*** THE INPUT

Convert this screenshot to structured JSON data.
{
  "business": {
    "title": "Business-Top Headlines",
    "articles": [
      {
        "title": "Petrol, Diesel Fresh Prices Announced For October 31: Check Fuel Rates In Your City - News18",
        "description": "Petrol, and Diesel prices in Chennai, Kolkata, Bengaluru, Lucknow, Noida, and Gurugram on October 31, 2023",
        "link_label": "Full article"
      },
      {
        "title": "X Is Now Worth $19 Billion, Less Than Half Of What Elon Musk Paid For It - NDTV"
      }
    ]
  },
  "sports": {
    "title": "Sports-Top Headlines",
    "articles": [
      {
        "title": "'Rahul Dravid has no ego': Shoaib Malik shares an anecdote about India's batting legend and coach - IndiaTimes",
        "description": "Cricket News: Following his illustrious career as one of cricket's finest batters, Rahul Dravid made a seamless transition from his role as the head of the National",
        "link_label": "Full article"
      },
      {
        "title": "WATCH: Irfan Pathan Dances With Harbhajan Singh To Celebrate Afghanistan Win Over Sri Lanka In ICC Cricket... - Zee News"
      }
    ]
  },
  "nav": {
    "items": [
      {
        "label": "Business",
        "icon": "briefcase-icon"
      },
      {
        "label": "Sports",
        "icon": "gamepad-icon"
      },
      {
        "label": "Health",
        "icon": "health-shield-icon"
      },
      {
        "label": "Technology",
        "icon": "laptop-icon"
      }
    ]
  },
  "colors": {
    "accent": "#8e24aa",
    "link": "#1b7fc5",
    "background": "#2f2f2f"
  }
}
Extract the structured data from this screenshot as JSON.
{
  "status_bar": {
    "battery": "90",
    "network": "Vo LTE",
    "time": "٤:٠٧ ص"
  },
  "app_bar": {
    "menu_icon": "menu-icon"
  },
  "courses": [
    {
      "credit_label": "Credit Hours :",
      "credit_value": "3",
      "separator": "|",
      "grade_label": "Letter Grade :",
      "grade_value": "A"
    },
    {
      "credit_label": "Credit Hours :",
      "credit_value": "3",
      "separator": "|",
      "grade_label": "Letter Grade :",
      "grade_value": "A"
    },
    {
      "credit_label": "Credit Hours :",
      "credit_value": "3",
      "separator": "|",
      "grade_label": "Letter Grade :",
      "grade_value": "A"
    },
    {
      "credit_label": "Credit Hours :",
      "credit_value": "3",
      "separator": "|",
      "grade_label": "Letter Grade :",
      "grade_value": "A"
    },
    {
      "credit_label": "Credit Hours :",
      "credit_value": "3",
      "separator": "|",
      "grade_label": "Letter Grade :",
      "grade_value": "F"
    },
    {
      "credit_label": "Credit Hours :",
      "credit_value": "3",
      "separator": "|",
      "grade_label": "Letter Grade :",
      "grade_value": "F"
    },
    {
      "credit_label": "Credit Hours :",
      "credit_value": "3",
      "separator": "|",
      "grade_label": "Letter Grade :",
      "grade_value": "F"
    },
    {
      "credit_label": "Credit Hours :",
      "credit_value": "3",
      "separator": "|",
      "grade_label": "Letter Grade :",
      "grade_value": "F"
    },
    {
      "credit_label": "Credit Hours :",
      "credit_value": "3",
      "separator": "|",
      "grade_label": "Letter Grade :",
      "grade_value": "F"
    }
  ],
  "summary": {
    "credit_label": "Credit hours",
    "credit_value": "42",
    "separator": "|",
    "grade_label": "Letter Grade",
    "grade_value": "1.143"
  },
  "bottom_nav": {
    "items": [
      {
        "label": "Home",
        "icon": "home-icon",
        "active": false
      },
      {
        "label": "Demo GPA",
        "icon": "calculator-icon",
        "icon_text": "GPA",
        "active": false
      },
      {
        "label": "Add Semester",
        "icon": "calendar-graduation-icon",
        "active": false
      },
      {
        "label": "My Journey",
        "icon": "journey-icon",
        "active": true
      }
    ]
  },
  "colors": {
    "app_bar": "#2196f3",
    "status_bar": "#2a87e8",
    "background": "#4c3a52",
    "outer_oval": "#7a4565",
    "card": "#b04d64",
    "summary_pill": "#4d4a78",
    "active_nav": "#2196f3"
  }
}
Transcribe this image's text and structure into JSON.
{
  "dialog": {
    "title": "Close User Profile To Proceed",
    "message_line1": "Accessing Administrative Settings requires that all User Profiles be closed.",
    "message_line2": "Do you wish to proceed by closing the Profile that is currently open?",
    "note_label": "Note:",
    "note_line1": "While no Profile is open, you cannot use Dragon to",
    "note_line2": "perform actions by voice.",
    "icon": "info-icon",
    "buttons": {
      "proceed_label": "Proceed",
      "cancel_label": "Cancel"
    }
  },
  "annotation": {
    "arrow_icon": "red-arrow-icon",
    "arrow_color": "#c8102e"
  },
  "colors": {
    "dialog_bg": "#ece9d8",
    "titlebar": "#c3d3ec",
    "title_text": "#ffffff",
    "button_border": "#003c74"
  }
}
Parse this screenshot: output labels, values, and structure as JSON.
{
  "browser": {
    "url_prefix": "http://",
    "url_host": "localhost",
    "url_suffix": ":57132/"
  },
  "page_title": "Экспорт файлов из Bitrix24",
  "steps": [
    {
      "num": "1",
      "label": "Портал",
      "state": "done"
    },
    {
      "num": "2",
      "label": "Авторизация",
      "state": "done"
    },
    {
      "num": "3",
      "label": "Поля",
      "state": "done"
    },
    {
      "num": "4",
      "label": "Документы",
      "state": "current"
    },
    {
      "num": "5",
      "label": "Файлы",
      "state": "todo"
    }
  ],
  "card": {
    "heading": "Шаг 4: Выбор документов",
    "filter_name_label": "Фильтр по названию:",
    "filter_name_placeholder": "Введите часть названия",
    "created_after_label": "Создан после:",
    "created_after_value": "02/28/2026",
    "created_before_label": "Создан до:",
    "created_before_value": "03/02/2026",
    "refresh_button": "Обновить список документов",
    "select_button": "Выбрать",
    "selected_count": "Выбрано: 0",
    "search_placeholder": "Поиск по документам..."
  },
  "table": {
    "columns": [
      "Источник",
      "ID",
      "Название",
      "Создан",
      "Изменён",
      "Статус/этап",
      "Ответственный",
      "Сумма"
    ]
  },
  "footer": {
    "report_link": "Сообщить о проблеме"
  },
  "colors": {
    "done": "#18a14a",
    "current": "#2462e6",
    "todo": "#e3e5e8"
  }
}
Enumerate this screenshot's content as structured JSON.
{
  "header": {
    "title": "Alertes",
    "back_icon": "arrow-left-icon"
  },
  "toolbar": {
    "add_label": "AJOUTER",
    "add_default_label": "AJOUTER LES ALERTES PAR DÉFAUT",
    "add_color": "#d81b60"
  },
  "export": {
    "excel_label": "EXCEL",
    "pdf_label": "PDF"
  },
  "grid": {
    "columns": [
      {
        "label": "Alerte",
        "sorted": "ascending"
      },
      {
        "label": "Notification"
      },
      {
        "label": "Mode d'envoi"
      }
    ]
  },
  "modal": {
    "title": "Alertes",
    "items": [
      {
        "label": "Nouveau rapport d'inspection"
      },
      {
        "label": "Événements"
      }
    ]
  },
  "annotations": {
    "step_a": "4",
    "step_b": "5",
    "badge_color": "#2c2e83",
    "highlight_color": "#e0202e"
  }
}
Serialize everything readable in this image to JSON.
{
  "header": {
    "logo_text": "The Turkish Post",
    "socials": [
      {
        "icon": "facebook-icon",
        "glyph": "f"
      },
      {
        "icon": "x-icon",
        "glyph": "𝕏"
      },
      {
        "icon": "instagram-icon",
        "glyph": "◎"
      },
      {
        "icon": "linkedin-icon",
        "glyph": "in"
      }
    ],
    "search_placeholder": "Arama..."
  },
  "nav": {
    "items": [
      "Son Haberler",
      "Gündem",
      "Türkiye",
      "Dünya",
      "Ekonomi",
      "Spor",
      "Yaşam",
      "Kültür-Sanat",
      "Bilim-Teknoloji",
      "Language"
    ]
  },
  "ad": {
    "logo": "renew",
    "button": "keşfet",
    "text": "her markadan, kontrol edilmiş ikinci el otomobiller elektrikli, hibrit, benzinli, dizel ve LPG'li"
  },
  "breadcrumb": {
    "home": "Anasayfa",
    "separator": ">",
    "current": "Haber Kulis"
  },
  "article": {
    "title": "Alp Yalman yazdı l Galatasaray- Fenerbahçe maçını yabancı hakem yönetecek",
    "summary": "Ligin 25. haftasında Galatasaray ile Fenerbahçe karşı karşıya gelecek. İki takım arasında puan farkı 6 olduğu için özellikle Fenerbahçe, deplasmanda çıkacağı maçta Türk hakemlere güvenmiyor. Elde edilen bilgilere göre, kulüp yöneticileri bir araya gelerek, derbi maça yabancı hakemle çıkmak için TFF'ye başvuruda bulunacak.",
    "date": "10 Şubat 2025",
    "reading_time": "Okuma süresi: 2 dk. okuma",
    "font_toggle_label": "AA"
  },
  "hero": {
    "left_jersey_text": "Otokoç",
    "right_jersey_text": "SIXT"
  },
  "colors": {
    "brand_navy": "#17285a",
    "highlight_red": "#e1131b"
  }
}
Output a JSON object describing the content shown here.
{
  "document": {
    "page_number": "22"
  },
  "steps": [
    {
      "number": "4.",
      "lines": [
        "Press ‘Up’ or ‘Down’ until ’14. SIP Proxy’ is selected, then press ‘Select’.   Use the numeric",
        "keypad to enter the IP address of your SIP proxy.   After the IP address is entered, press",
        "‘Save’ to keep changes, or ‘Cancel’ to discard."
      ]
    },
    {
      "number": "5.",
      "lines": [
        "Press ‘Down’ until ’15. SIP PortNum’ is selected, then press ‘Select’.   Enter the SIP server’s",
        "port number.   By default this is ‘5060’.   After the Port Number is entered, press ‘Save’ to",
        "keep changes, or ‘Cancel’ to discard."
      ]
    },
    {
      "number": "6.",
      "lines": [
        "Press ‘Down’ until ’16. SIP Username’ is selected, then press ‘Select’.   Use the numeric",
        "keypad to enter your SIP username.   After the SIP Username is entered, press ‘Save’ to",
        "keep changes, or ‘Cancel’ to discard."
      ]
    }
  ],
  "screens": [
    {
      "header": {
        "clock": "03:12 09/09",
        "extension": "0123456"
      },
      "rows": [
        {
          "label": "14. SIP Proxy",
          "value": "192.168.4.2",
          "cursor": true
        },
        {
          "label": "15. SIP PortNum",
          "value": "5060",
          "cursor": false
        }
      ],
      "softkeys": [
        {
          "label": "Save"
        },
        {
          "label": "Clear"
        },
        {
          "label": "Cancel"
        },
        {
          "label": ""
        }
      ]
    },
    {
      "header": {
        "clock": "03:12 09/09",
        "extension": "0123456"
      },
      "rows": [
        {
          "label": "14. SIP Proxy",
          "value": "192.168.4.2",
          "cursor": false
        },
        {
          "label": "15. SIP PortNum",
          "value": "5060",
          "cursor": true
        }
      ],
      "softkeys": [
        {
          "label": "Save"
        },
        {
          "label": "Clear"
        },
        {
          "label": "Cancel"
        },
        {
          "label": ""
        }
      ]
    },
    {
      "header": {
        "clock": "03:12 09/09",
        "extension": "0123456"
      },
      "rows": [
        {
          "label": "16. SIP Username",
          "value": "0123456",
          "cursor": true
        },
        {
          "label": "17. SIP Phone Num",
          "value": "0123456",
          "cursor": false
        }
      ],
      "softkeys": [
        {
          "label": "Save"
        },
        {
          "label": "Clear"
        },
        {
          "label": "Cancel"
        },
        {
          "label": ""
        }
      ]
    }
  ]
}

******

Of the lines in the entries, how many include the word "structured"? State only the number.

▸ **OUTPUT FOR THIS TASK**: 3